Give the number of lines that hold the string "value". Nothing else is needed.

** START OF Records for processing **

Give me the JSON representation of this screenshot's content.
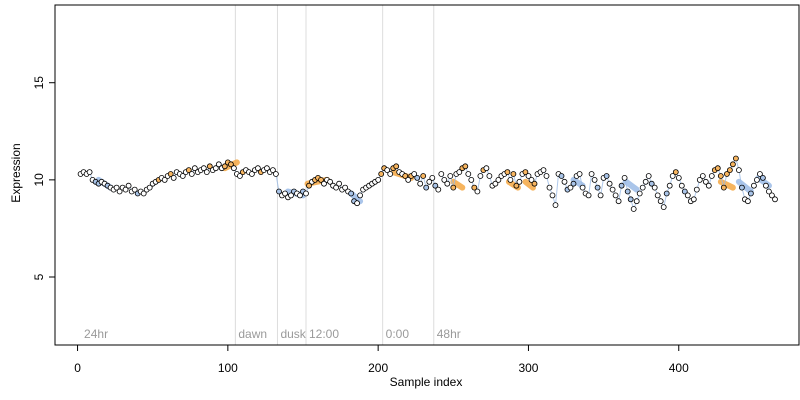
{
  "chart_data": {
    "type": "scatter",
    "xlabel": "Sample index",
    "ylabel": "Expression",
    "xlim": [
      -15,
      480
    ],
    "ylim": [
      1.5,
      19
    ],
    "x_ticks": [
      {
        "value": 0,
        "label": "0"
      },
      {
        "value": 100,
        "label": "100"
      },
      {
        "value": 200,
        "label": "200"
      },
      {
        "value": 300,
        "label": "300"
      },
      {
        "value": 400,
        "label": "400"
      }
    ],
    "y_ticks": [
      {
        "value": 5,
        "label": "5"
      },
      {
        "value": 10,
        "label": "10"
      },
      {
        "value": 15,
        "label": "15"
      }
    ],
    "grid": false,
    "reference_lines": [
      {
        "x": 105,
        "label": "dawn"
      },
      {
        "x": 133,
        "label": "dusk"
      },
      {
        "x": 152,
        "label": "12:00"
      },
      {
        "x": 203,
        "label": "0:00"
      },
      {
        "x": 237,
        "label": "48hr"
      }
    ],
    "annotations": [
      {
        "x": 3,
        "label": "24hr"
      }
    ],
    "colors": {
      "point_stroke": "#000000",
      "point_default": "#ffffff",
      "point_high": "#f7b560",
      "point_low": "#a9c4e8",
      "band_high": "#f4a742",
      "band_low": "#9bbbe6",
      "reference_line": "#dcdcdc",
      "annotation_text": "#9a9a9a"
    },
    "bands": [
      {
        "kind": "low",
        "x": [
          14,
          22
        ],
        "y": [
          10.0,
          9.6
        ]
      },
      {
        "kind": "high",
        "x": [
          98,
          106
        ],
        "y": [
          10.6,
          10.9
        ]
      },
      {
        "kind": "low",
        "x": [
          140,
          150
        ],
        "y": [
          9.4,
          9.2
        ]
      },
      {
        "kind": "high",
        "x": [
          153,
          166
        ],
        "y": [
          9.8,
          10.0
        ]
      },
      {
        "kind": "low",
        "x": [
          182,
          188
        ],
        "y": [
          9.3,
          8.9
        ]
      },
      {
        "kind": "high",
        "x": [
          210,
          222
        ],
        "y": [
          10.4,
          10.1
        ]
      },
      {
        "kind": "high",
        "x": [
          250,
          256
        ],
        "y": [
          9.9,
          9.6
        ]
      },
      {
        "kind": "high",
        "x": [
          287,
          293
        ],
        "y": [
          9.9,
          9.6
        ]
      },
      {
        "kind": "high",
        "x": [
          298,
          303
        ],
        "y": [
          9.9,
          9.6
        ]
      },
      {
        "kind": "low",
        "x": [
          330,
          336
        ],
        "y": [
          10.0,
          9.7
        ]
      },
      {
        "kind": "low",
        "x": [
          365,
          372
        ],
        "y": [
          9.9,
          9.5
        ]
      },
      {
        "kind": "high",
        "x": [
          428,
          436
        ],
        "y": [
          9.9,
          9.6
        ]
      },
      {
        "kind": "low",
        "x": [
          440,
          448
        ],
        "y": [
          9.9,
          9.4
        ]
      },
      {
        "kind": "low",
        "x": [
          453,
          460
        ],
        "y": [
          10.1,
          9.7
        ]
      }
    ],
    "series": [
      {
        "x": [
          2,
          4,
          6,
          8,
          10,
          12,
          14,
          16,
          18,
          20,
          22,
          24,
          26,
          28,
          30,
          32,
          34,
          36,
          38,
          40,
          42,
          44,
          46,
          48,
          50,
          52,
          54,
          56,
          58,
          60,
          62,
          64,
          66,
          68,
          70,
          72,
          74,
          76,
          78,
          80,
          82,
          84,
          86,
          88,
          90,
          92,
          94,
          96,
          98,
          100,
          102,
          104,
          106,
          108,
          110,
          112,
          114,
          116,
          118,
          120,
          122,
          124,
          126,
          128,
          130,
          132,
          134,
          136,
          138,
          140,
          142,
          144,
          146,
          148,
          150,
          152,
          154,
          156,
          158,
          160,
          162,
          164,
          166,
          168,
          170,
          172,
          174,
          176,
          178,
          180,
          182,
          184,
          186,
          188,
          190,
          192,
          194,
          196,
          198,
          200,
          202,
          204,
          206,
          208,
          210,
          212,
          214,
          216,
          218,
          220,
          222,
          224,
          226,
          228,
          230,
          232,
          234,
          236,
          238,
          240
        ],
        "y": [
          10.3,
          10.4,
          10.3,
          10.4,
          10.0,
          9.9,
          9.8,
          9.9,
          9.8,
          9.7,
          9.6,
          9.5,
          9.6,
          9.4,
          9.6,
          9.5,
          9.7,
          9.4,
          9.5,
          9.3,
          9.4,
          9.3,
          9.5,
          9.6,
          9.8,
          9.9,
          10.0,
          10.1,
          10.0,
          10.2,
          10.3,
          10.1,
          10.4,
          10.3,
          10.2,
          10.4,
          10.5,
          10.3,
          10.6,
          10.4,
          10.5,
          10.6,
          10.4,
          10.7,
          10.5,
          10.6,
          10.8,
          10.6,
          10.7,
          10.9,
          10.8,
          10.6,
          10.3,
          10.2,
          10.4,
          10.5,
          10.4,
          10.3,
          10.5,
          10.6,
          10.4,
          10.5,
          10.6,
          10.4,
          10.5,
          10.3,
          9.4,
          9.2,
          9.3,
          9.1,
          9.2,
          9.4,
          9.3,
          9.2,
          9.4,
          9.3,
          9.7,
          9.9,
          10.0,
          10.1,
          10.0,
          9.8,
          10.0,
          9.9,
          9.7,
          9.6,
          9.8,
          9.5,
          9.6,
          9.4,
          9.3,
          8.9,
          8.8,
          9.2,
          9.5,
          9.6,
          9.7,
          9.8,
          9.9,
          10.0,
          10.3,
          10.6,
          10.5,
          10.3,
          10.6,
          10.7,
          10.4,
          10.3,
          10.2,
          10.0,
          10.2,
          10.3,
          10.1,
          9.8,
          10.2,
          9.6,
          9.9,
          10.1,
          9.7,
          9.5
        ],
        "kinds": [
          "n",
          "n",
          "n",
          "n",
          "n",
          "l",
          "l",
          "n",
          "n",
          "l",
          "n",
          "n",
          "n",
          "n",
          "n",
          "n",
          "n",
          "n",
          "n",
          "l",
          "n",
          "n",
          "n",
          "n",
          "n",
          "n",
          "h",
          "n",
          "n",
          "n",
          "h",
          "n",
          "n",
          "n",
          "n",
          "n",
          "h",
          "n",
          "n",
          "n",
          "n",
          "n",
          "n",
          "h",
          "n",
          "n",
          "n",
          "n",
          "h",
          "h",
          "h",
          "n",
          "n",
          "n",
          "h",
          "n",
          "n",
          "n",
          "n",
          "n",
          "h",
          "n",
          "n",
          "n",
          "n",
          "n",
          "l",
          "n",
          "n",
          "n",
          "n",
          "l",
          "n",
          "n",
          "l",
          "n",
          "h",
          "n",
          "h",
          "h",
          "h",
          "n",
          "n",
          "n",
          "n",
          "n",
          "n",
          "n",
          "n",
          "n",
          "l",
          "l",
          "n",
          "n",
          "n",
          "n",
          "n",
          "n",
          "n",
          "n",
          "h",
          "h",
          "n",
          "n",
          "h",
          "h",
          "n",
          "n",
          "h",
          "n",
          "h",
          "n",
          "l",
          "n",
          "h",
          "l",
          "n",
          "n",
          "l",
          "n"
        ]
      },
      {
        "x": [
          242,
          244,
          246,
          248,
          250,
          252,
          254,
          256,
          258,
          260,
          262,
          264,
          266,
          268,
          270,
          272,
          274,
          276,
          278,
          280,
          282,
          284,
          286,
          288,
          290,
          292,
          294,
          296,
          298,
          300,
          302,
          304,
          306,
          308,
          310,
          312,
          314,
          316,
          318,
          320,
          322,
          324,
          326,
          328,
          330,
          332,
          334,
          336,
          338,
          340,
          342,
          344,
          346,
          348,
          350,
          352,
          354,
          356,
          358,
          360,
          362,
          364,
          366,
          368,
          370,
          372,
          374,
          376,
          378,
          380,
          382,
          384,
          386,
          388,
          390,
          392,
          394,
          396,
          398,
          400,
          402,
          404,
          406,
          408,
          410,
          412,
          414,
          416,
          418,
          420,
          422,
          424,
          426,
          428,
          430,
          432,
          434,
          436,
          438,
          440,
          442,
          444,
          446,
          448,
          450,
          452,
          454,
          456,
          458,
          460,
          462,
          464
        ],
        "y": [
          10.3,
          10.0,
          9.8,
          10.2,
          9.6,
          10.3,
          10.4,
          10.6,
          10.7,
          10.3,
          10.0,
          9.6,
          9.4,
          10.2,
          10.5,
          10.6,
          10.2,
          9.7,
          9.8,
          10.0,
          10.2,
          10.3,
          10.4,
          10.0,
          10.3,
          9.7,
          9.9,
          10.3,
          10.4,
          10.2,
          10.0,
          9.8,
          10.3,
          10.4,
          10.5,
          10.2,
          9.6,
          9.2,
          8.7,
          10.3,
          10.2,
          9.9,
          9.5,
          9.6,
          9.8,
          10.2,
          10.3,
          9.6,
          9.3,
          9.2,
          10.3,
          10.0,
          9.6,
          9.2,
          10.1,
          10.2,
          9.8,
          9.5,
          9.2,
          8.9,
          9.7,
          10.1,
          9.4,
          9.0,
          8.5,
          8.9,
          9.3,
          9.6,
          9.9,
          10.2,
          9.8,
          9.6,
          9.2,
          8.9,
          8.6,
          9.3,
          9.7,
          10.2,
          10.4,
          10.1,
          9.7,
          9.4,
          9.2,
          8.9,
          9.0,
          9.5,
          10.0,
          10.2,
          9.9,
          9.7,
          10.2,
          10.5,
          10.6,
          10.2,
          9.6,
          10.3,
          10.5,
          10.8,
          11.1,
          10.5,
          9.6,
          9.0,
          8.9,
          9.3,
          9.7,
          10.0,
          10.3,
          10.1,
          9.7,
          9.4,
          9.2,
          9.0
        ],
        "kinds": [
          "n",
          "n",
          "n",
          "n",
          "h",
          "n",
          "n",
          "h",
          "h",
          "n",
          "n",
          "h",
          "n",
          "n",
          "h",
          "n",
          "n",
          "n",
          "n",
          "n",
          "n",
          "n",
          "h",
          "n",
          "h",
          "h",
          "n",
          "n",
          "h",
          "n",
          "n",
          "h",
          "n",
          "n",
          "n",
          "n",
          "n",
          "n",
          "n",
          "n",
          "l",
          "n",
          "l",
          "n",
          "l",
          "n",
          "n",
          "n",
          "n",
          "n",
          "n",
          "n",
          "l",
          "n",
          "n",
          "l",
          "n",
          "n",
          "n",
          "n",
          "l",
          "n",
          "l",
          "l",
          "n",
          "n",
          "n",
          "n",
          "n",
          "n",
          "l",
          "n",
          "n",
          "n",
          "n",
          "l",
          "n",
          "n",
          "h",
          "n",
          "n",
          "l",
          "n",
          "n",
          "n",
          "n",
          "n",
          "n",
          "n",
          "n",
          "n",
          "h",
          "h",
          "h",
          "h",
          "h",
          "h",
          "h",
          "h",
          "n",
          "l",
          "n",
          "n",
          "l",
          "n",
          "n",
          "n",
          "l",
          "n",
          "n",
          "n",
          "n"
        ]
      }
    ]
  }
}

** END OF Records for processing **

## Solved exercise
8